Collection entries

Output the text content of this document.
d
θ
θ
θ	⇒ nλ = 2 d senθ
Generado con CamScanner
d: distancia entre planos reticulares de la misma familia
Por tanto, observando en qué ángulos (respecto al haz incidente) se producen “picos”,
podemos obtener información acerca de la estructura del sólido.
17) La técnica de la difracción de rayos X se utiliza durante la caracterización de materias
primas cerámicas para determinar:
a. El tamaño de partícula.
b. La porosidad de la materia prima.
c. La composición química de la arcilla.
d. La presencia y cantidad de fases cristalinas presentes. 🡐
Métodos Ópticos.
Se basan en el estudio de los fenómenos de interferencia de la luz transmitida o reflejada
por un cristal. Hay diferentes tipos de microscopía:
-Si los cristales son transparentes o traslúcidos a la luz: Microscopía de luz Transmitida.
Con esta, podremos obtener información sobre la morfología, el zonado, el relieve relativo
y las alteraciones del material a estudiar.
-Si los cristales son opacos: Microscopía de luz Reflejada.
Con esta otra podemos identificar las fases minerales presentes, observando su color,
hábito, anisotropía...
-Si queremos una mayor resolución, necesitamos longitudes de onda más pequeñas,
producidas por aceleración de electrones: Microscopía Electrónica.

- _What the exercise asks_
Output each record exactly, leaving nothing out.

- _Answer to the task_
Output the text content of this document.
d
θ
θ
θ	⇒ nλ = 2 d senθ
Generado con CamScanner
d: distancia entre planos reticulares de la misma familia
Por tanto, observando en qué ángulos (respecto al haz incidente) se producen “picos”,
podemos obtener información acerca de la estructura del sólido.
17) La técnica de la difracción de rayos X se utiliza durante la caracterización de materias
primas cerámicas para determinar:
a. El tamaño de partícula.
b. La porosidad de la materia prima.
c. La composición química de la arcilla.
d. La presencia y cantidad de fases cristalinas presentes. 🡐
Métodos Ópticos.
Se basan en el estudio de los fenómenos de interferencia de la luz transmitida o reflejada
por un cristal. Hay diferentes tipos de microscopía:
-Si los cristales son transparentes o traslúcidos a la luz: Microscopía de luz Transmitida.
Con esta, podremos obtener información sobre la morfología, el zonado, el relieve relativo
y las alteraciones del material a estudiar.
-Si los cristales son opacos: Microscopía de luz Reflejada.
Con esta otra podemos identificar las fases minerales presentes, observando su color,
hábito, anisotropía...
-Si queremos una mayor resolución, necesitamos longitudes de onda más pequeñas,
producidas por aceleración de electrones: Microscopía Electrónica.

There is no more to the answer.